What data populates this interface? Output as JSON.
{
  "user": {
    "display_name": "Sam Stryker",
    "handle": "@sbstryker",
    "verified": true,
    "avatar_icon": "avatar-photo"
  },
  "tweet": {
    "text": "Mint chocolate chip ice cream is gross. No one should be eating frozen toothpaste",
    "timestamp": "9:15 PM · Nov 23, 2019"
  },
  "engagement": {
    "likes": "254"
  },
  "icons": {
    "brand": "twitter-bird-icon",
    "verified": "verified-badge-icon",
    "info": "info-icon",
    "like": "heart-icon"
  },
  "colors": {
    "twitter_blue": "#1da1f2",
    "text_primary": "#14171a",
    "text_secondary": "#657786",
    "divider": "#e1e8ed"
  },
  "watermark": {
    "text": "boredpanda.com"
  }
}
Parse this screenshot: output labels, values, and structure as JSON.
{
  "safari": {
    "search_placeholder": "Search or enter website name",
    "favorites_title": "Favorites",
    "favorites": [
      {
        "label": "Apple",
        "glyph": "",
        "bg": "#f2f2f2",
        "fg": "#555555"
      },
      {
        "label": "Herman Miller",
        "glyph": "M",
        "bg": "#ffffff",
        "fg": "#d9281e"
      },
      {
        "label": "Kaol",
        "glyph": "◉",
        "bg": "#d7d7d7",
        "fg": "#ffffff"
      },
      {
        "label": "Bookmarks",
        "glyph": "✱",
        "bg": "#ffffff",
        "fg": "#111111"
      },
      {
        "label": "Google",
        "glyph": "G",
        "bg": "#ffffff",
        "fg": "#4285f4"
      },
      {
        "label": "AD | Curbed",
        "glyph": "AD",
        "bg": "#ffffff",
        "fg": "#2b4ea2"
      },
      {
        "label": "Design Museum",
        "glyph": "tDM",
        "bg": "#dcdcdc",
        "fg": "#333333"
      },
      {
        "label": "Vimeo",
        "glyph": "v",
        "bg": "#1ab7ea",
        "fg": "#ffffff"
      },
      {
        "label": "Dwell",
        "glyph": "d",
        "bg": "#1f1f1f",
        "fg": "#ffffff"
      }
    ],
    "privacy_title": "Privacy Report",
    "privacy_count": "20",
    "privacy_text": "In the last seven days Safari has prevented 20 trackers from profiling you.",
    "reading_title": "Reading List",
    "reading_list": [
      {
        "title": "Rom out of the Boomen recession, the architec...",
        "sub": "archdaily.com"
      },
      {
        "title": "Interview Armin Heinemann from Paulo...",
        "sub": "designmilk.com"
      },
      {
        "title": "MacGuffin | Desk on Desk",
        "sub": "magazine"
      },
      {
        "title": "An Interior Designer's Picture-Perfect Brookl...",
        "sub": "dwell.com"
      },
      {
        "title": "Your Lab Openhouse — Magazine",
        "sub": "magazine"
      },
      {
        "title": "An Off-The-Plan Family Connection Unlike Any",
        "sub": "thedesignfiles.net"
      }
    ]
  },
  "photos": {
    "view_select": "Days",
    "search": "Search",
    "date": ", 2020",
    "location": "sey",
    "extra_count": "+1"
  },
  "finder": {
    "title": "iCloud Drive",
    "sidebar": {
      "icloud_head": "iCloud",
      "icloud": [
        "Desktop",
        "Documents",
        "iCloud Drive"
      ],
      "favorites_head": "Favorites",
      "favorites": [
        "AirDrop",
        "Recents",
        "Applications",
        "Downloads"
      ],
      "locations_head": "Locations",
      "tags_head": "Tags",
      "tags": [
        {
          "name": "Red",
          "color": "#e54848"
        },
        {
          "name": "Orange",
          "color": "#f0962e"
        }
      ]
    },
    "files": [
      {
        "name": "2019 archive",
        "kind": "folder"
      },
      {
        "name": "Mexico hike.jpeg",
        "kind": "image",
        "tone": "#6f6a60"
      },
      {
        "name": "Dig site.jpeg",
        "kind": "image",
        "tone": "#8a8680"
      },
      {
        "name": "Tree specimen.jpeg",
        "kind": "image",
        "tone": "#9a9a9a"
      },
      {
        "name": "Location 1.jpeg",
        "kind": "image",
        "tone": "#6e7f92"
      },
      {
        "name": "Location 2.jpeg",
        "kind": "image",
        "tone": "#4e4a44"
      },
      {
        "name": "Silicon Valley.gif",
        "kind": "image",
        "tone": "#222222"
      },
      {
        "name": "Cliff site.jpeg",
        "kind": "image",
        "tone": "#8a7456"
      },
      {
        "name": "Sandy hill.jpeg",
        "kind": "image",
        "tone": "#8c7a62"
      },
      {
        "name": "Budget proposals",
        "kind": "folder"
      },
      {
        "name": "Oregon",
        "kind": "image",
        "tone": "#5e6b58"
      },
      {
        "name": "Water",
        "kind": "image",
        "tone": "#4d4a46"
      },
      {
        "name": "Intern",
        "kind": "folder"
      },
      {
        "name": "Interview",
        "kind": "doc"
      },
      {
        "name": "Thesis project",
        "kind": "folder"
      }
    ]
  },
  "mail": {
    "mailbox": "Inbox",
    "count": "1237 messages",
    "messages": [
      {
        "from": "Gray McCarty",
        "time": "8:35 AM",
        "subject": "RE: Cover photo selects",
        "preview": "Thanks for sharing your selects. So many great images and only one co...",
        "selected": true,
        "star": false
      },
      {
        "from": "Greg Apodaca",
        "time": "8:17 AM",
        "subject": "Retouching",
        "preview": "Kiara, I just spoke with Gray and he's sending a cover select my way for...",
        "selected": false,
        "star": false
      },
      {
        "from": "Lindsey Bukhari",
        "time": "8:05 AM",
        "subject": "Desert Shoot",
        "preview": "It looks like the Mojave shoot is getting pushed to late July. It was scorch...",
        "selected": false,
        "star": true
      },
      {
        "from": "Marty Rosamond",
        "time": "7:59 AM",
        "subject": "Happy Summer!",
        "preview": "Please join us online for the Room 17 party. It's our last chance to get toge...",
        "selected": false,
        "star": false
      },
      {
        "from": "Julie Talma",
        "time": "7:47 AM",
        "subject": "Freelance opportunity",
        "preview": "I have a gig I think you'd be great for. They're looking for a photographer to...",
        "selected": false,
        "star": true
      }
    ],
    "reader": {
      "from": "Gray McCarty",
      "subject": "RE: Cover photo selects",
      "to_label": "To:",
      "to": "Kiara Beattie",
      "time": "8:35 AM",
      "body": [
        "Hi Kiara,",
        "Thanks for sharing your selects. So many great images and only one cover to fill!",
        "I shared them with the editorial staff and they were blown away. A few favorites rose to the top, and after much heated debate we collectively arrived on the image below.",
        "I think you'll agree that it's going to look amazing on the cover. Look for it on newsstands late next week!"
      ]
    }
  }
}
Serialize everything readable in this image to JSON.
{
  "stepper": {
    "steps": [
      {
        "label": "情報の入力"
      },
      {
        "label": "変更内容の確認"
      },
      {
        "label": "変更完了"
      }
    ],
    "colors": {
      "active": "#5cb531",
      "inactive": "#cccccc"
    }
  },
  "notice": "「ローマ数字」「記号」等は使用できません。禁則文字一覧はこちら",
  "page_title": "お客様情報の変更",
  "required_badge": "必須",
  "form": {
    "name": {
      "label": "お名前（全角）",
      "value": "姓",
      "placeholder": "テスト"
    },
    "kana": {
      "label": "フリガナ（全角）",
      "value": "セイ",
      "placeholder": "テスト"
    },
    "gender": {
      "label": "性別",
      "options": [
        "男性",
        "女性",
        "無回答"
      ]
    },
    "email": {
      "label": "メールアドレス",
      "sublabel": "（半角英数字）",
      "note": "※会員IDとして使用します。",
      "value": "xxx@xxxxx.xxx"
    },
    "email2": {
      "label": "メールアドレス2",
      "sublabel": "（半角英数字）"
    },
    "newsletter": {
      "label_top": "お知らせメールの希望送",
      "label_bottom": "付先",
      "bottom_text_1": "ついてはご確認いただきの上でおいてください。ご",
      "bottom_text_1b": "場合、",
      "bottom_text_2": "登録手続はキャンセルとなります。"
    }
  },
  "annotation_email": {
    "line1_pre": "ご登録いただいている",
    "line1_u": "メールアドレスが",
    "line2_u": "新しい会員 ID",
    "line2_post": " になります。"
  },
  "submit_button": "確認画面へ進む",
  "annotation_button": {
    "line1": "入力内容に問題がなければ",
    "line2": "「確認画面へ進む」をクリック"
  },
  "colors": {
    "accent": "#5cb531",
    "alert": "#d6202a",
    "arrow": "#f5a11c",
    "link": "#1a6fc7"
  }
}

————————

■ WHAT YOU ARE ASKED TO DO
Search the lines above for the string "Interview" and copy each line that has it.

■ RIGHT ANSWER
        "title": "Interview Armin Heinemann from Paulo...",
        "name": "Interview",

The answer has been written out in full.